(Description of the task)
Every line below must be reproduced exactly. Copy them all.

(Task material)
--*--

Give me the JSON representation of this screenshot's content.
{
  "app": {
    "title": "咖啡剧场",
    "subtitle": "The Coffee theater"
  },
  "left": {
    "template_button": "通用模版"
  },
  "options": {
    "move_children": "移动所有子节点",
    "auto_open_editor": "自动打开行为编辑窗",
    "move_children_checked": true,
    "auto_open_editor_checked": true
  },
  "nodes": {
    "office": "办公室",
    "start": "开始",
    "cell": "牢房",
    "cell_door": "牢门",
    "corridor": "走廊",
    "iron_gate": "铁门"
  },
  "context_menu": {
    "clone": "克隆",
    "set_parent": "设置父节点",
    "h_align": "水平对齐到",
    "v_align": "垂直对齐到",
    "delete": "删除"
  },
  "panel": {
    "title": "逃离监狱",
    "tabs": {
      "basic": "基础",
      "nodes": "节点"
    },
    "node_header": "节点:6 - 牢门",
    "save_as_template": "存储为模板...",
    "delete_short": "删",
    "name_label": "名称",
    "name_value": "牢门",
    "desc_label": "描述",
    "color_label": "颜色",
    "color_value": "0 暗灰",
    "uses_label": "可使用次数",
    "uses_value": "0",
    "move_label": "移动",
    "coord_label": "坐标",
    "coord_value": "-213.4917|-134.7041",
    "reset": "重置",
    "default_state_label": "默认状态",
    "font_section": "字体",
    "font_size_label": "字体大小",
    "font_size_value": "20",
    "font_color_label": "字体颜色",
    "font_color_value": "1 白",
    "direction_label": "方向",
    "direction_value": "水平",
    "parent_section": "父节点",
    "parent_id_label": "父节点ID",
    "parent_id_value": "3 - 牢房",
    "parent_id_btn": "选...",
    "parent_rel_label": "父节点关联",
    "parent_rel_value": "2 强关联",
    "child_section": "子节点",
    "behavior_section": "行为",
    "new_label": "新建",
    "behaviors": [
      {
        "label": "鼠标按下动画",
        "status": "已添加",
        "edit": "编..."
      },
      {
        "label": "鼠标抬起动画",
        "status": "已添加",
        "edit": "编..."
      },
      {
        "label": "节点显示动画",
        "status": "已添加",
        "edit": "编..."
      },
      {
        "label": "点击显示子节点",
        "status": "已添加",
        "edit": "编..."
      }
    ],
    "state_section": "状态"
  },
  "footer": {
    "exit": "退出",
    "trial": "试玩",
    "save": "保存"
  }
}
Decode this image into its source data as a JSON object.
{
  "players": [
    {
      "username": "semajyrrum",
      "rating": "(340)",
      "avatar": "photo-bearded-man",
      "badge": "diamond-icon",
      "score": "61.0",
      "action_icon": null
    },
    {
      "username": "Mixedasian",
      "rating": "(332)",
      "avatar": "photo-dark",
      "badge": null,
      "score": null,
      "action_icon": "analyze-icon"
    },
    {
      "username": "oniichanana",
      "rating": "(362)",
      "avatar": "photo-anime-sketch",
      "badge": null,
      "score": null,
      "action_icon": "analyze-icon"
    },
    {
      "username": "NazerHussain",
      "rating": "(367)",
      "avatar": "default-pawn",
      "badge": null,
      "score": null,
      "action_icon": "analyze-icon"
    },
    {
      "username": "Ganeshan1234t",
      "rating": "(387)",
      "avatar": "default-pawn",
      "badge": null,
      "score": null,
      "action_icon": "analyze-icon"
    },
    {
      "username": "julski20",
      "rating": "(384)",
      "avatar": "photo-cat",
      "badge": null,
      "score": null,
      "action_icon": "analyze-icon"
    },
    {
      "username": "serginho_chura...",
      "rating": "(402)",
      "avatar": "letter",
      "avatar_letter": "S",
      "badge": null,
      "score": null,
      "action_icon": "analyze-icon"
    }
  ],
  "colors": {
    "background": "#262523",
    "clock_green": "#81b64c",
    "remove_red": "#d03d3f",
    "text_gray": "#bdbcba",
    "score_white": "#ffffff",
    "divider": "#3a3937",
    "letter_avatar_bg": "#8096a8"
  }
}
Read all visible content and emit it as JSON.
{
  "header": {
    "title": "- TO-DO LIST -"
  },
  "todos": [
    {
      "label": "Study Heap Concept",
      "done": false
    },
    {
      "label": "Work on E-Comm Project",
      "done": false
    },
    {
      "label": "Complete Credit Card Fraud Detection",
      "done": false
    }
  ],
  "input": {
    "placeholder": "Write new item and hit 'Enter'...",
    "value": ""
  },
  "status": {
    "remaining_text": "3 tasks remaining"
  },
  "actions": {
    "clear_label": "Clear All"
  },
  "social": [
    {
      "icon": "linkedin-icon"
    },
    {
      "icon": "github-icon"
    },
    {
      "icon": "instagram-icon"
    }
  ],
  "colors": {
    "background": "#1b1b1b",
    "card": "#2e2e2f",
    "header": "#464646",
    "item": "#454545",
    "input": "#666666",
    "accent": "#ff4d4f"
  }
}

--*--

(Task solution)
Give me the JSON representation of this screenshot's content.
{
  "app": {
    "title": "咖啡剧场",
    "subtitle": "The Coffee theater"
  },
  "left": {
    "template_button": "通用模版"
  },
  "options": {
    "move_children": "移动所有子节点",
    "auto_open_editor": "自动打开行为编辑窗",
    "move_children_checked": true,
    "auto_open_editor_checked": true
  },
  "nodes": {
    "office": "办公室",
    "start": "开始",
    "cell": "牢房",
    "cell_door": "牢门",
    "corridor": "走廊",
    "iron_gate": "铁门"
  },
  "context_menu": {
    "clone": "克隆",
    "set_parent": "设置父节点",
    "h_align": "水平对齐到",
    "v_align": "垂直对齐到",
    "delete": "删除"
  },
  "panel": {
    "title": "逃离监狱",
    "tabs": {
      "basic": "基础",
      "nodes": "节点"
    },
    "node_header": "节点:6 - 牢门",
    "save_as_template": "存储为模板...",
    "delete_short": "删",
    "name_label": "名称",
    "name_value": "牢门",
    "desc_label": "描述",
    "color_label": "颜色",
    "color_value": "0 暗灰",
    "uses_label": "可使用次数",
    "uses_value": "0",
    "move_label": "移动",
    "coord_label": "坐标",
    "coord_value": "-213.4917|-134.7041",
    "reset": "重置",
    "default_state_label": "默认状态",
    "font_section": "字体",
    "font_size_label": "字体大小",
    "font_size_value": "20",
    "font_color_label": "字体颜色",
    "font_color_value": "1 白",
    "direction_label": "方向",
    "direction_value": "水平",
    "parent_section": "父节点",
    "parent_id_label": "父节点ID",
    "parent_id_value": "3 - 牢房",
    "parent_id_btn": "选...",
    "parent_rel_label": "父节点关联",
    "parent_rel_value": "2 强关联",
    "child_section": "子节点",
    "behavior_section": "行为",
    "new_label": "新建",
    "behaviors": [
      {
        "label": "鼠标按下动画",
        "status": "已添加",
        "edit": "编..."
      },
      {
        "label": "鼠标抬起动画",
        "status": "已添加",
        "edit": "编..."
      },
      {
        "label": "节点显示动画",
        "status": "已添加",
        "edit": "编..."
      },
      {
        "label": "点击显示子节点",
        "status": "已添加",
        "edit": "编..."
      }
    ],
    "state_section": "状态"
  },
  "footer": {
    "exit": "退出",
    "trial": "试玩",
    "save": "保存"
  }
}
Decode this image into its source data as a JSON object.
{
  "players": [
    {
      "username": "semajyrrum",
      "rating": "(340)",
      "avatar": "photo-bearded-man",
      "badge": "diamond-icon",
      "score": "61.0",
      "action_icon": null
    },
    {
      "username": "Mixedasian",
      "rating": "(332)",
      "avatar": "photo-dark",
      "badge": null,
      "score": null,
      "action_icon": "analyze-icon"
    },
    {
      "username": "oniichanana",
      "rating": "(362)",
      "avatar": "photo-anime-sketch",
      "badge": null,
      "score": null,
      "action_icon": "analyze-icon"
    },
    {
      "username": "NazerHussain",
      "rating": "(367)",
      "avatar": "default-pawn",
      "badge": null,
      "score": null,
      "action_icon": "analyze-icon"
    },
    {
      "username": "Ganeshan1234t",
      "rating": "(387)",
      "avatar": "default-pawn",
      "badge": null,
      "score": null,
      "action_icon": "analyze-icon"
    },
    {
      "username": "julski20",
      "rating": "(384)",
      "avatar": "photo-cat",
      "badge": null,
      "score": null,
      "action_icon": "analyze-icon"
    },
    {
      "username": "serginho_chura...",
      "rating": "(402)",
      "avatar": "letter",
      "avatar_letter": "S",
      "badge": null,
      "score": null,
      "action_icon": "analyze-icon"
    }
  ],
  "colors": {
    "background": "#262523",
    "clock_green": "#81b64c",
    "remove_red": "#d03d3f",
    "text_gray": "#bdbcba",
    "score_white": "#ffffff",
    "divider": "#3a3937",
    "letter_avatar_bg": "#8096a8"
  }
}
Read all visible content and emit it as JSON.
{
  "header": {
    "title": "- TO-DO LIST -"
  },
  "todos": [
    {
      "label": "Study Heap Concept",
      "done": false
    },
    {
      "label": "Work on E-Comm Project",
      "done": false
    },
    {
      "label": "Complete Credit Card Fraud Detection",
      "done": false
    }
  ],
  "input": {
    "placeholder": "Write new item and hit 'Enter'...",
    "value": ""
  },
  "status": {
    "remaining_text": "3 tasks remaining"
  },
  "actions": {
    "clear_label": "Clear All"
  },
  "social": [
    {
      "icon": "linkedin-icon"
    },
    {
      "icon": "github-icon"
    },
    {
      "icon": "instagram-icon"
    }
  ],
  "colors": {
    "background": "#1b1b1b",
    "card": "#2e2e2f",
    "header": "#464646",
    "item": "#454545",
    "input": "#666666",
    "accent": "#ff4d4f"
  }
}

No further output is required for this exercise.